— What the exercise asks —
Pick out and copy every line below that has the word "Toermalien".

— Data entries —
# # # #

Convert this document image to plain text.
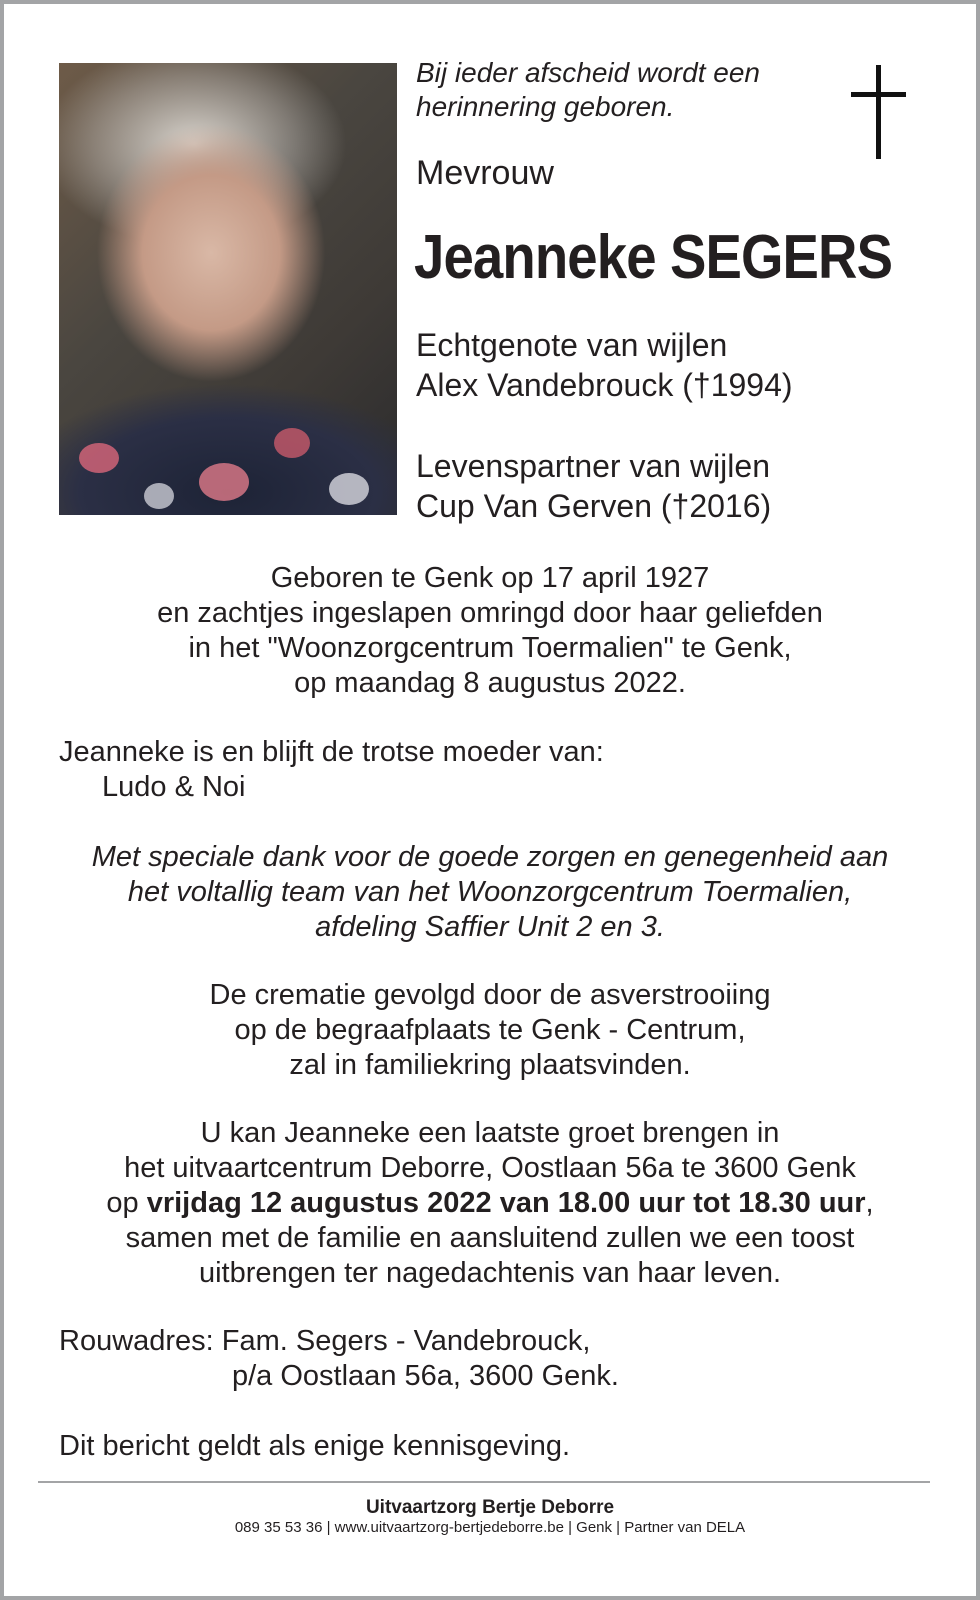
Bij ieder afscheid wordt een
herinnering geboren.
Mevrouw
Jeanneke SEGERS
Echtgenote van wijlen
Alex Vandebrouck (†1994)
Levenspartner van wijlen
Cup Van Gerven (†2016)
Geboren te Genk op 17 april 1927
en zachtjes ingeslapen omringd door haar geliefden
in het "Woonzorgcentrum Toermalien" te Genk,
op maandag 8 augustus 2022.
Jeanneke is en blijft de trotse moeder van:
Ludo & Noi
Met speciale dank voor de goede zorgen en genegenheid aan
het voltallig team van het Woonzorgcentrum Toermalien,
afdeling Saffier Unit 2 en 3.
De crematie gevolgd door de asverstrooiing
op de begraafplaats te Genk - Centrum,
zal in familiekring plaatsvinden.
U kan Jeanneke een laatste groet brengen in
het uitvaartcentrum Deborre, Oostlaan 56a te 3600 Genk
op vrijdag 12 augustus 2022 van 18.00 uur tot 18.30 uur,
samen met de familie en aansluitend zullen we een toost
uitbrengen ter nagedachtenis van haar leven.
Rouwadres: Fam. Segers - Vandebrouck,
p/a Oostlaan 56a, 3600 Genk.
Dit bericht geldt als enige kennisgeving.
Uitvaartzorg Bertje Deborre
089 35 53 36 | www.uitvaartzorg-bertjedeborre.be | Genk | Partner van DELA
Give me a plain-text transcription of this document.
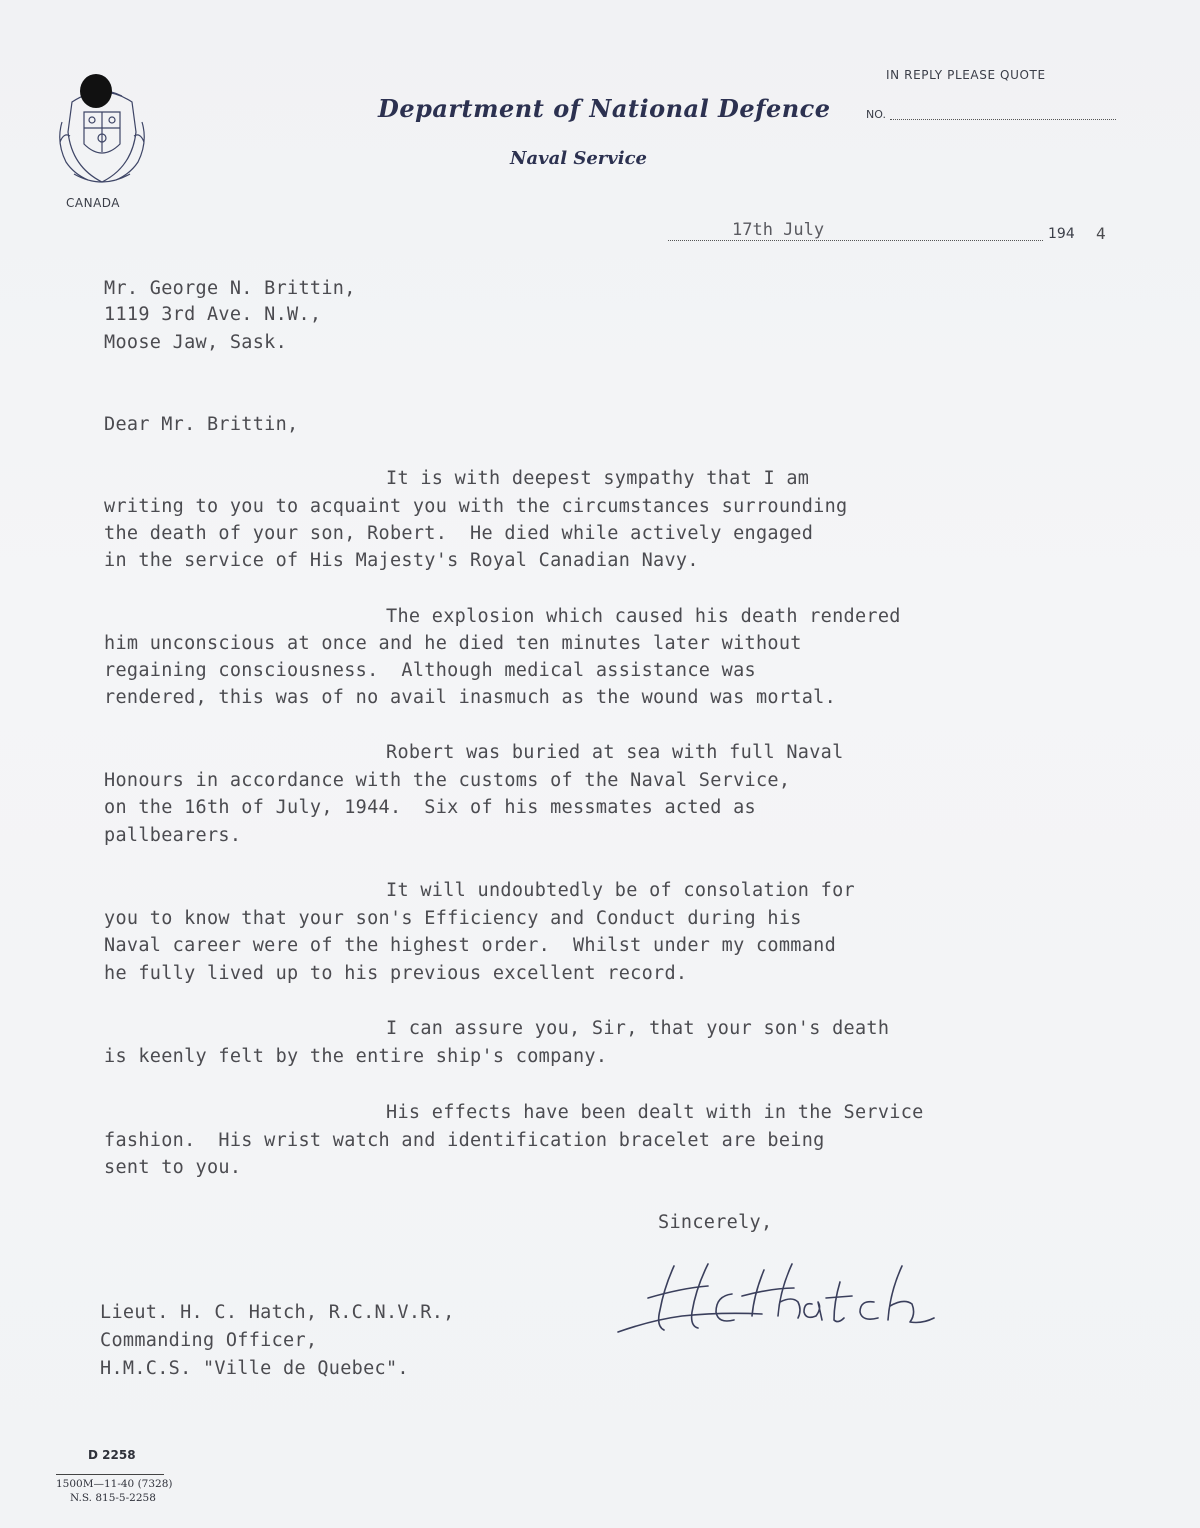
CANADA
Department of National Defence
Naval Service
IN REPLY PLEASE QUOTE
NO.
17th July	194 4
Mr. George N. Brittin,
1119 3rd Ave. N.W.,
Moose Jaw, Sask.
Dear Mr. Brittin,
It is with deepest sympathy that I am
writing to you to acquaint you with the circumstances surrounding
the death of your son, Robert.  He died while actively engaged
in the service of His Majesty's Royal Canadian Navy.
The explosion which caused his death rendered
him unconscious at once and he died ten minutes later without
regaining consciousness.  Although medical assistance was
rendered, this was of no avail inasmuch as the wound was mortal.
Robert was buried at sea with full Naval
Honours in accordance with the customs of the Naval Service,
on the 16th of July, 1944.  Six of his messmates acted as
pallbearers.
It will undoubtedly be of consolation for
you to know that your son's Efficiency and Conduct during his
Naval career were of the highest order.  Whilst under my command
he fully lived up to his previous excellent record.
I can assure you, Sir, that your son's death
is keenly felt by the entire ship's company.
His effects have been dealt with in the Service
fashion.  His wrist watch and identification bracelet are being
sent to you.
Sincerely,
Lieut. H. C. Hatch, R.C.N.V.R.,
Commanding Officer,
H.M.C.S. "Ville de Quebec".
D 2258
1500M—11-40 (7328)
N.S. 815-5-2258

# # # #

— Result —
in het "Woonzorgcentrum Toermalien" te Genk,
het voltallig team van het Woonzorgcentrum Toermalien,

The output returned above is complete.